══ Passage shown

This repository contains the implementation of compressing DeiT-B into UP-DeiT-T.
python >= 3.7
torch >= 1.4.0
torchvision >= 0.5.0
We provide the detailed requirements in requirements.txt. You can run conda install --yes --file requirements.txt
to create the same running environment as ours.
We use standard ImageNet dataset. You can download it from http://image-net.org/.
To generate the proxy dataset, assume the ImageNet dataset is saved on /mnt/ramdisk/
, run:
python cp_image.py
Download the pretrained model DeiT-B into the pretrainmodel
floader, then run:
./run_importance.sh
Note: We have provided the importance of each channel of DeiT-B on the importance folder, including the proxy size of 2k and 5k.

════

Set problem 1: According to the repository instructions, which Python script generates the proxy dataset?

══ Stored data

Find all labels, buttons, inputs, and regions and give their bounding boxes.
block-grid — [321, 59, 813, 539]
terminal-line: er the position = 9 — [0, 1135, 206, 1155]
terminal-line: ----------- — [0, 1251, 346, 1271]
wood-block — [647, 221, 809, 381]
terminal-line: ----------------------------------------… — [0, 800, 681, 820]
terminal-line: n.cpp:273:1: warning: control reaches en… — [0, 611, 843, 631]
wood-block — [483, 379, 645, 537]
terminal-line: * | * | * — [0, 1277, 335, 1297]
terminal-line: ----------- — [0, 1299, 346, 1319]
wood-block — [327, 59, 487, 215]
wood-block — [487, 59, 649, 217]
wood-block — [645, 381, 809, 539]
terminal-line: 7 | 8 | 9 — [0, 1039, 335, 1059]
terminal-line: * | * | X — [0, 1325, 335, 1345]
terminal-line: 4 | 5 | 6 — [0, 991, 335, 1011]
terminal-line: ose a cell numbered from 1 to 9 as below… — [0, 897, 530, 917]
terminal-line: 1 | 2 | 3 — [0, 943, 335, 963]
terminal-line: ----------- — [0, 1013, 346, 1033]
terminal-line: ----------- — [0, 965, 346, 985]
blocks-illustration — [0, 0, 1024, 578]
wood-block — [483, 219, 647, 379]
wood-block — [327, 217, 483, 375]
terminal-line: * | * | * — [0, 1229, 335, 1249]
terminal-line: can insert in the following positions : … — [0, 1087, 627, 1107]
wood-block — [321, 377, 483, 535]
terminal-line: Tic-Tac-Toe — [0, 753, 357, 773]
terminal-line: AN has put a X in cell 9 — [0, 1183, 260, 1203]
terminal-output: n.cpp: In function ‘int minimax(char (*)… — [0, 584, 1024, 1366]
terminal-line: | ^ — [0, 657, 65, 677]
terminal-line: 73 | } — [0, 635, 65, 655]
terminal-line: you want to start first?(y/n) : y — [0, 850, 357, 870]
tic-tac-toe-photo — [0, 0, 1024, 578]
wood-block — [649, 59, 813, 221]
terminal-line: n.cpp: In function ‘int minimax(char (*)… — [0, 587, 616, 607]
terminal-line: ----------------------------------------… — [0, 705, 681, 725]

════

Set problem 2: Return the entries word for word, starting with the first line of the entries and going on through the line with "terminal-line: n.cpp: In", both included.

Complete answer 1: cp_image.py

Complete answer 2:
Find all labels, buttons, inputs, and regions and give their bounding boxes.
block-grid — [321, 59, 813, 539]
terminal-line: er the position = 9 — [0, 1135, 206, 1155]
terminal-line: ----------- — [0, 1251, 346, 1271]
wood-block — [647, 221, 809, 381]
terminal-line: ----------------------------------------… — [0, 800, 681, 820]
terminal-line: n.cpp:273:1: warning: control reaches en… — [0, 611, 843, 631]
wood-block — [483, 379, 645, 537]
terminal-line: * | * | * — [0, 1277, 335, 1297]
terminal-line: ----------- — [0, 1299, 346, 1319]
wood-block — [327, 59, 487, 215]
wood-block — [487, 59, 649, 217]
wood-block — [645, 381, 809, 539]
terminal-line: 7 | 8 | 9 — [0, 1039, 335, 1059]
terminal-line: * | * | X — [0, 1325, 335, 1345]
terminal-line: 4 | 5 | 6 — [0, 991, 335, 1011]
terminal-line: ose a cell numbered from 1 to 9 as below… — [0, 897, 530, 917]
terminal-line: 1 | 2 | 3 — [0, 943, 335, 963]
terminal-line: ----------- — [0, 1013, 346, 1033]
terminal-line: ----------- — [0, 965, 346, 985]
blocks-illustration — [0, 0, 1024, 578]
wood-block — [483, 219, 647, 379]
wood-block — [327, 217, 483, 375]
terminal-line: * | * | * — [0, 1229, 335, 1249]
terminal-line: can insert in the following positions : … — [0, 1087, 627, 1107]
wood-block — [321, 377, 483, 535]
terminal-line: Tic-Tac-Toe — [0, 753, 357, 773]
terminal-line: AN has put a X in cell 9 — [0, 1183, 260, 1203]
terminal-output: n.cpp: In function ‘int minimax(char (*)… — [0, 584, 1024, 1366]
terminal-line: | ^ — [0, 657, 65, 677]
terminal-line: 73 | } — [0, 635, 65, 655]
terminal-line: you want to start first?(y/n) : y — [0, 850, 357, 870]
tic-tac-toe-photo — [0, 0, 1024, 578]
wood-block — [649, 59, 813, 221]
terminal-line: n.cpp: In function ‘int minimax(char (*)… — [0, 587, 616, 607]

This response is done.